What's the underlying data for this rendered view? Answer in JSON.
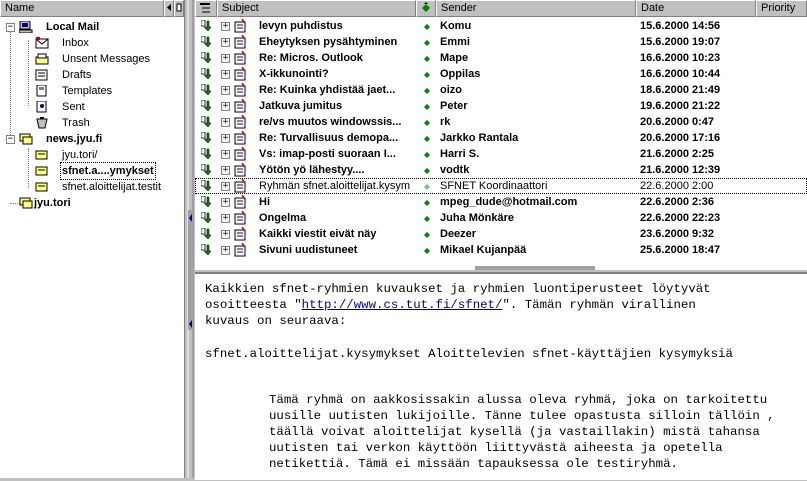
{
  "folder_pane": {
    "header": "Name",
    "local_mail": "Local Mail",
    "local_folders": [
      "Inbox",
      "Unsent Messages",
      "Drafts",
      "Templates",
      "Sent",
      "Trash"
    ],
    "server": "news.jyu.fi",
    "newsgroups": [
      "jyu.tori/",
      "sfnet.a....ymykset",
      "sfnet.aloittelijat.testit"
    ],
    "other_server": "jyu.tori"
  },
  "message_list": {
    "columns": {
      "subject": "Subject",
      "sender": "Sender",
      "date": "Date",
      "priority": "Priority"
    },
    "rows": [
      {
        "subject": "levyn puhdistus",
        "sender": "Komu",
        "date": "15.6.2000 14:56",
        "bold": true
      },
      {
        "subject": "Eheytyksen pysähtyminen",
        "sender": "Emmi",
        "date": "15.6.2000 19:07",
        "bold": true
      },
      {
        "subject": "Re: Micros. Outlook",
        "sender": "Mape",
        "date": "16.6.2000 10:23",
        "bold": true
      },
      {
        "subject": "X-ikkunointi?",
        "sender": "Oppilas",
        "date": "16.6.2000 10:44",
        "bold": true
      },
      {
        "subject": "Re: Kuinka yhdistää jaet...",
        "sender": "oizo",
        "date": "18.6.2000 21:49",
        "bold": true
      },
      {
        "subject": "Jatkuva jumitus",
        "sender": "Peter",
        "date": "19.6.2000 21:22",
        "bold": true
      },
      {
        "subject": "re/vs muutos windowssis...",
        "sender": "rk",
        "date": "20.6.2000 0:47",
        "bold": true
      },
      {
        "subject": "Re: Turvallisuus demopa...",
        "sender": "Jarkko Rantala",
        "date": "20.6.2000 17:16",
        "bold": true
      },
      {
        "subject": "Vs: imap-posti suoraan I...",
        "sender": "Harri S.",
        "date": "21.6.2000 2:25",
        "bold": true
      },
      {
        "subject": "Yötön yö lähestyy....",
        "sender": "vodtk",
        "date": "21.6.2000 12:39",
        "bold": true
      },
      {
        "subject": "Ryhmän sfnet.aloittelijat.kysym...",
        "sender": "SFNET Koordinaattori",
        "date": "22.6.2000 2:00",
        "bold": false,
        "selected": true
      },
      {
        "subject": "Hi",
        "sender": "mpeg_dude@hotmail.com",
        "date": "22.6.2000 2:36",
        "bold": true
      },
      {
        "subject": "Ongelma",
        "sender": "Juha Mönkäre",
        "date": "22.6.2000 22:23",
        "bold": true
      },
      {
        "subject": "Kaikki viestit eivät näy",
        "sender": "Deezer",
        "date": "23.6.2000 9:32",
        "bold": true
      },
      {
        "subject": "Sivuni uudistuneet",
        "sender": "Mikael Kujanpää",
        "date": "25.6.2000 18:47",
        "bold": true
      }
    ]
  },
  "preview": {
    "line1": "Kaikkien sfnet-ryhmien kuvaukset ja ryhmien luontiperusteet löytyvät",
    "line2_pre": "osoitteesta \"",
    "line2_link": "http://www.cs.tut.fi/sfnet/",
    "line2_post": "\". Tämän ryhmän virallinen",
    "line3": "kuvaus on seuraava:",
    "group_line": "sfnet.aloittelijat.kysymykset Aloittelevien sfnet-käyttäjien kysymyksiä",
    "para": [
      "Tämä ryhmä on aakkosissakin alussa oleva ryhmä, joka on tarkoitettu",
      "uusille uutisten lukijoille. Tänne tulee opastusta silloin tällöin ,",
      "täällä voivat aloittelijat kysellä (ja vastaillakin) mistä tahansa",
      "uutisten tai verkon käyttöön liittyvästä aiheesta ja opetella",
      "netikettiä. Tämä ei missään tapauksessa ole testiryhmä."
    ]
  },
  "colors": {
    "unread_arrow": "#008000",
    "diamond": "#008000",
    "link": "#00008b"
  }
}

=====

- PROBLEM TO SOLVE: Pull every line with the string "aloittelijat" from the data above.

- REPLY TO THE TASK:
      "sfnet.aloittelijat.testit"
        "subject": "Ryhmän sfnet.aloittelijat.kysym...",
    "group_line": "sfnet.aloittelijat.kysymykset Aloittelevien sfnet-käyttäjien kysymyksiä",
      "täällä voivat aloittelijat kysellä (ja vastaillakin) mistä tahansa",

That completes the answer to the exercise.